(Material shown)

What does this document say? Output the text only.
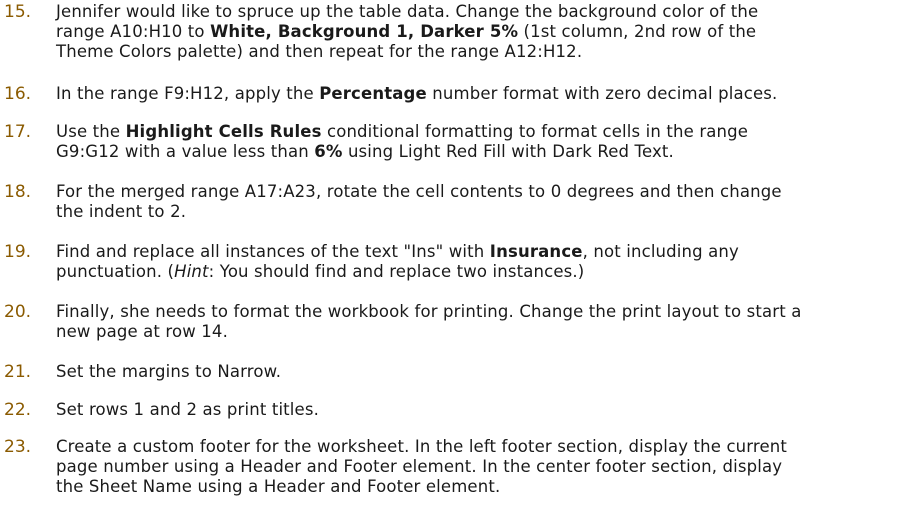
15. Jennifer would like to spruce up the table data. Change the background color of the
range A10:H10 to White, Background 1, Darker 5% (1st column, 2nd row of the
Theme Colors palette) and then repeat for the range A12:H12.
16. In the range F9:H12, apply the Percentage number format with zero decimal places.
17. Use the Highlight Cells Rules conditional formatting to format cells in the range
G9:G12 with a value less than 6% using Light Red Fill with Dark Red Text.
18. For the merged range A17:A23, rotate the cell contents to 0 degrees and then change
the indent to 2.
19. Find and replace all instances of the text "Ins" with Insurance, not including any
punctuation. (Hint: You should find and replace two instances.)
20. Finally, she needs to format the workbook for printing. Change the print layout to start a
new page at row 14.
21. Set the margins to Narrow.
22. Set rows 1 and 2 as print titles.
23. Create a custom footer for the worksheet. In the left footer section, display the current
page number using a Header and Footer element. In the center footer section, display
the Sheet Name using a Header and Footer element.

(End Material shown)

» Action item
Reproduce each entry exactly as given; no pictures, please.

» Answer to this exercise
What does this document say? Output the text only.
15. Jennifer would like to spruce up the table data. Change the background color of the
range A10:H10 to White, Background 1, Darker 5% (1st column, 2nd row of the
Theme Colors palette) and then repeat for the range A12:H12.
16. In the range F9:H12, apply the Percentage number format with zero decimal places.
17. Use the Highlight Cells Rules conditional formatting to format cells in the range
G9:G12 with a value less than 6% using Light Red Fill with Dark Red Text.
18. For the merged range A17:A23, rotate the cell contents to 0 degrees and then change
the indent to 2.
19. Find and replace all instances of the text "Ins" with Insurance, not including any
punctuation. (Hint: You should find and replace two instances.)
20. Finally, she needs to format the workbook for printing. Change the print layout to start a
new page at row 14.
21. Set the margins to Narrow.
22. Set rows 1 and 2 as print titles.
23. Create a custom footer for the worksheet. In the left footer section, display the current
page number using a Header and Footer element. In the center footer section, display
the Sheet Name using a Header and Footer element.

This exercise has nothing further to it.